**What the task asks:**
The data below should be printed in full, exactly, and without any of its images.

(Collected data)
----

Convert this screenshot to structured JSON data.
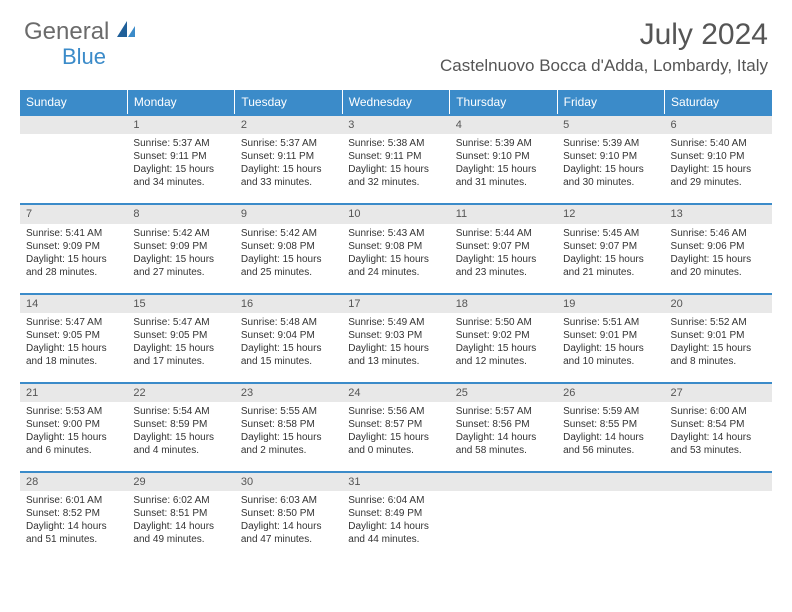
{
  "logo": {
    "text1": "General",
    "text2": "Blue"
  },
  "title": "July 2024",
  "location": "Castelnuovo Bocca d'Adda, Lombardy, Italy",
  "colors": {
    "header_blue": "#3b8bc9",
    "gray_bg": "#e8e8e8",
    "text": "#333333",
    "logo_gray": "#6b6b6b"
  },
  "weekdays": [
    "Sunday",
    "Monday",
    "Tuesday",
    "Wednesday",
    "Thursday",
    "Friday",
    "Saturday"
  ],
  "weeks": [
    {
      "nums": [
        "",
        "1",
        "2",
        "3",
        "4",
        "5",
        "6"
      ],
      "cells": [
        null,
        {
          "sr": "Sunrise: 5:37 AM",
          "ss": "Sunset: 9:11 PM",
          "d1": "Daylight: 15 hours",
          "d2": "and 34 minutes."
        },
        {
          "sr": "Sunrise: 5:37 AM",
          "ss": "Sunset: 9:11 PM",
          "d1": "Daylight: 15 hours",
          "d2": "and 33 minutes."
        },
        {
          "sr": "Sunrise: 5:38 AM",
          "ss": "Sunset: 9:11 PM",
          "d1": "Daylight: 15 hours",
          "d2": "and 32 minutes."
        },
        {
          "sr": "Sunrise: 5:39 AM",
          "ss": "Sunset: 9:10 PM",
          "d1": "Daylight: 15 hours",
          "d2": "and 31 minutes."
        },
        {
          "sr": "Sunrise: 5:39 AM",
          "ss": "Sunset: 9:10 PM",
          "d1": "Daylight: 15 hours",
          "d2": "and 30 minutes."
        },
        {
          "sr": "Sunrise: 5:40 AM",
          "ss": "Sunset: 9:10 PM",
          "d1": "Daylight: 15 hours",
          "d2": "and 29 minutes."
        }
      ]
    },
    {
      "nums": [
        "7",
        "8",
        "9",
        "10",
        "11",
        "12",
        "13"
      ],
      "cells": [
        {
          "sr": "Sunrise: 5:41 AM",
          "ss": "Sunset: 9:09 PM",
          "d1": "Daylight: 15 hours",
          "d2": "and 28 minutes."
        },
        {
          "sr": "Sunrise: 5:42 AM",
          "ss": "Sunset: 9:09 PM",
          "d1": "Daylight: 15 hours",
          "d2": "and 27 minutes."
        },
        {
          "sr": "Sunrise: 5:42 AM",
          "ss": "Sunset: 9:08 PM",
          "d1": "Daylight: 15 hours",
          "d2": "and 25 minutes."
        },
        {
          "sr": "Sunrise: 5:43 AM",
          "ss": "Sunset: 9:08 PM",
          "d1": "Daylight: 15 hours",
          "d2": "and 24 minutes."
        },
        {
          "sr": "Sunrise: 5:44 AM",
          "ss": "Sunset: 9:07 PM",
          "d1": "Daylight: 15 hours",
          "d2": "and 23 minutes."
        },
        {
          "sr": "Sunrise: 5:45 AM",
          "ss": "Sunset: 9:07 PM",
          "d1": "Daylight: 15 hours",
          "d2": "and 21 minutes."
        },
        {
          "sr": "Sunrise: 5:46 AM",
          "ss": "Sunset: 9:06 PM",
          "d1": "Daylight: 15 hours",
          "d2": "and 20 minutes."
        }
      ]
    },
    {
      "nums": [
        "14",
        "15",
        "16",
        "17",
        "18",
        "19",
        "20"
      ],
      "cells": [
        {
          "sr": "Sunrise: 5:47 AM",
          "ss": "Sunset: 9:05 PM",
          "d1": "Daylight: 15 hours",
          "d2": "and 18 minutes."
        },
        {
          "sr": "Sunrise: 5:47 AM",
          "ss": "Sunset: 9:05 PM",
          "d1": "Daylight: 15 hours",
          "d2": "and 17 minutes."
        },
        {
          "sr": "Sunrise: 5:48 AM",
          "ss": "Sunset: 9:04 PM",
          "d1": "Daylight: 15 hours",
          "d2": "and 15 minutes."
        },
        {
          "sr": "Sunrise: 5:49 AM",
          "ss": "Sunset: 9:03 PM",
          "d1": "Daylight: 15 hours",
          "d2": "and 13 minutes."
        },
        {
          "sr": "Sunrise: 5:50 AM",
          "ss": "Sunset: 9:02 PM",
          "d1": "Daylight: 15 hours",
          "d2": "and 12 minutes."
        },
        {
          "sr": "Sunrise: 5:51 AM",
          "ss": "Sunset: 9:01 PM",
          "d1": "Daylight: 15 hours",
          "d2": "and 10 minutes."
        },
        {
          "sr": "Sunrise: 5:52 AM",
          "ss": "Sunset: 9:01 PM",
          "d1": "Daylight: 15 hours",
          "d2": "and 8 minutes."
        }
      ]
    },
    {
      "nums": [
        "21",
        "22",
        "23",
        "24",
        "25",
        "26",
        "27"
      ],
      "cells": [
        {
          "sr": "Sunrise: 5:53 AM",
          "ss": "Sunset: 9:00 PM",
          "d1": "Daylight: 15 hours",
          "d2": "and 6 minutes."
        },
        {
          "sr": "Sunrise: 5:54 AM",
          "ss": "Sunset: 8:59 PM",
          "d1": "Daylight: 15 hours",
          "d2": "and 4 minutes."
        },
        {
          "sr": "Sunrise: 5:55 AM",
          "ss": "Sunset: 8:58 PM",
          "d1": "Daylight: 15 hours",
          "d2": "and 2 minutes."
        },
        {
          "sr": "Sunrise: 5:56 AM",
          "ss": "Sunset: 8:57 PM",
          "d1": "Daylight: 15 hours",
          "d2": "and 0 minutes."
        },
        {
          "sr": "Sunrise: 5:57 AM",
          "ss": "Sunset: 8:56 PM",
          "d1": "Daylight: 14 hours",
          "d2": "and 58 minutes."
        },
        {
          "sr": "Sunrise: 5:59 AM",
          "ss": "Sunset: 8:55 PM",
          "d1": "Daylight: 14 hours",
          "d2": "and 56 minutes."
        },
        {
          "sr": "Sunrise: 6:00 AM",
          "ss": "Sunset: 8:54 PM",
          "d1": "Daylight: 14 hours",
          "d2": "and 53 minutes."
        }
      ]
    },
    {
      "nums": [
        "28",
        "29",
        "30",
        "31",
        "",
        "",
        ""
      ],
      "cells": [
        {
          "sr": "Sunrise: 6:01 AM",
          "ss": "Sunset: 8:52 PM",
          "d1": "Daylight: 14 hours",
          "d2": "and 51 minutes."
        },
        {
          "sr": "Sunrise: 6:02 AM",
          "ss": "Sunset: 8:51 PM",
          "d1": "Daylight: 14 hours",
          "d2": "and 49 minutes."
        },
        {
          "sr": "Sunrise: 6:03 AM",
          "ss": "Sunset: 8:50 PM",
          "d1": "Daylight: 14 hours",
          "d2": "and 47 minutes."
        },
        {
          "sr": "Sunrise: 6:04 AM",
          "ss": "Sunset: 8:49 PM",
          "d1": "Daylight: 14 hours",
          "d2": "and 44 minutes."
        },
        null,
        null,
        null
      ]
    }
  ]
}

----

**Correct output:**
Convert this screenshot to structured JSON data.
{
  "logo": {
    "text1": "General",
    "text2": "Blue"
  },
  "title": "July 2024",
  "location": "Castelnuovo Bocca d'Adda, Lombardy, Italy",
  "colors": {
    "header_blue": "#3b8bc9",
    "gray_bg": "#e8e8e8",
    "text": "#333333",
    "logo_gray": "#6b6b6b"
  },
  "weekdays": [
    "Sunday",
    "Monday",
    "Tuesday",
    "Wednesday",
    "Thursday",
    "Friday",
    "Saturday"
  ],
  "weeks": [
    {
      "nums": [
        "",
        "1",
        "2",
        "3",
        "4",
        "5",
        "6"
      ],
      "cells": [
        null,
        {
          "sr": "Sunrise: 5:37 AM",
          "ss": "Sunset: 9:11 PM",
          "d1": "Daylight: 15 hours",
          "d2": "and 34 minutes."
        },
        {
          "sr": "Sunrise: 5:37 AM",
          "ss": "Sunset: 9:11 PM",
          "d1": "Daylight: 15 hours",
          "d2": "and 33 minutes."
        },
        {
          "sr": "Sunrise: 5:38 AM",
          "ss": "Sunset: 9:11 PM",
          "d1": "Daylight: 15 hours",
          "d2": "and 32 minutes."
        },
        {
          "sr": "Sunrise: 5:39 AM",
          "ss": "Sunset: 9:10 PM",
          "d1": "Daylight: 15 hours",
          "d2": "and 31 minutes."
        },
        {
          "sr": "Sunrise: 5:39 AM",
          "ss": "Sunset: 9:10 PM",
          "d1": "Daylight: 15 hours",
          "d2": "and 30 minutes."
        },
        {
          "sr": "Sunrise: 5:40 AM",
          "ss": "Sunset: 9:10 PM",
          "d1": "Daylight: 15 hours",
          "d2": "and 29 minutes."
        }
      ]
    },
    {
      "nums": [
        "7",
        "8",
        "9",
        "10",
        "11",
        "12",
        "13"
      ],
      "cells": [
        {
          "sr": "Sunrise: 5:41 AM",
          "ss": "Sunset: 9:09 PM",
          "d1": "Daylight: 15 hours",
          "d2": "and 28 minutes."
        },
        {
          "sr": "Sunrise: 5:42 AM",
          "ss": "Sunset: 9:09 PM",
          "d1": "Daylight: 15 hours",
          "d2": "and 27 minutes."
        },
        {
          "sr": "Sunrise: 5:42 AM",
          "ss": "Sunset: 9:08 PM",
          "d1": "Daylight: 15 hours",
          "d2": "and 25 minutes."
        },
        {
          "sr": "Sunrise: 5:43 AM",
          "ss": "Sunset: 9:08 PM",
          "d1": "Daylight: 15 hours",
          "d2": "and 24 minutes."
        },
        {
          "sr": "Sunrise: 5:44 AM",
          "ss": "Sunset: 9:07 PM",
          "d1": "Daylight: 15 hours",
          "d2": "and 23 minutes."
        },
        {
          "sr": "Sunrise: 5:45 AM",
          "ss": "Sunset: 9:07 PM",
          "d1": "Daylight: 15 hours",
          "d2": "and 21 minutes."
        },
        {
          "sr": "Sunrise: 5:46 AM",
          "ss": "Sunset: 9:06 PM",
          "d1": "Daylight: 15 hours",
          "d2": "and 20 minutes."
        }
      ]
    },
    {
      "nums": [
        "14",
        "15",
        "16",
        "17",
        "18",
        "19",
        "20"
      ],
      "cells": [
        {
          "sr": "Sunrise: 5:47 AM",
          "ss": "Sunset: 9:05 PM",
          "d1": "Daylight: 15 hours",
          "d2": "and 18 minutes."
        },
        {
          "sr": "Sunrise: 5:47 AM",
          "ss": "Sunset: 9:05 PM",
          "d1": "Daylight: 15 hours",
          "d2": "and 17 minutes."
        },
        {
          "sr": "Sunrise: 5:48 AM",
          "ss": "Sunset: 9:04 PM",
          "d1": "Daylight: 15 hours",
          "d2": "and 15 minutes."
        },
        {
          "sr": "Sunrise: 5:49 AM",
          "ss": "Sunset: 9:03 PM",
          "d1": "Daylight: 15 hours",
          "d2": "and 13 minutes."
        },
        {
          "sr": "Sunrise: 5:50 AM",
          "ss": "Sunset: 9:02 PM",
          "d1": "Daylight: 15 hours",
          "d2": "and 12 minutes."
        },
        {
          "sr": "Sunrise: 5:51 AM",
          "ss": "Sunset: 9:01 PM",
          "d1": "Daylight: 15 hours",
          "d2": "and 10 minutes."
        },
        {
          "sr": "Sunrise: 5:52 AM",
          "ss": "Sunset: 9:01 PM",
          "d1": "Daylight: 15 hours",
          "d2": "and 8 minutes."
        }
      ]
    },
    {
      "nums": [
        "21",
        "22",
        "23",
        "24",
        "25",
        "26",
        "27"
      ],
      "cells": [
        {
          "sr": "Sunrise: 5:53 AM",
          "ss": "Sunset: 9:00 PM",
          "d1": "Daylight: 15 hours",
          "d2": "and 6 minutes."
        },
        {
          "sr": "Sunrise: 5:54 AM",
          "ss": "Sunset: 8:59 PM",
          "d1": "Daylight: 15 hours",
          "d2": "and 4 minutes."
        },
        {
          "sr": "Sunrise: 5:55 AM",
          "ss": "Sunset: 8:58 PM",
          "d1": "Daylight: 15 hours",
          "d2": "and 2 minutes."
        },
        {
          "sr": "Sunrise: 5:56 AM",
          "ss": "Sunset: 8:57 PM",
          "d1": "Daylight: 15 hours",
          "d2": "and 0 minutes."
        },
        {
          "sr": "Sunrise: 5:57 AM",
          "ss": "Sunset: 8:56 PM",
          "d1": "Daylight: 14 hours",
          "d2": "and 58 minutes."
        },
        {
          "sr": "Sunrise: 5:59 AM",
          "ss": "Sunset: 8:55 PM",
          "d1": "Daylight: 14 hours",
          "d2": "and 56 minutes."
        },
        {
          "sr": "Sunrise: 6:00 AM",
          "ss": "Sunset: 8:54 PM",
          "d1": "Daylight: 14 hours",
          "d2": "and 53 minutes."
        }
      ]
    },
    {
      "nums": [
        "28",
        "29",
        "30",
        "31",
        "",
        "",
        ""
      ],
      "cells": [
        {
          "sr": "Sunrise: 6:01 AM",
          "ss": "Sunset: 8:52 PM",
          "d1": "Daylight: 14 hours",
          "d2": "and 51 minutes."
        },
        {
          "sr": "Sunrise: 6:02 AM",
          "ss": "Sunset: 8:51 PM",
          "d1": "Daylight: 14 hours",
          "d2": "and 49 minutes."
        },
        {
          "sr": "Sunrise: 6:03 AM",
          "ss": "Sunset: 8:50 PM",
          "d1": "Daylight: 14 hours",
          "d2": "and 47 minutes."
        },
        {
          "sr": "Sunrise: 6:04 AM",
          "ss": "Sunset: 8:49 PM",
          "d1": "Daylight: 14 hours",
          "d2": "and 44 minutes."
        },
        null,
        null,
        null
      ]
    }
  ]
}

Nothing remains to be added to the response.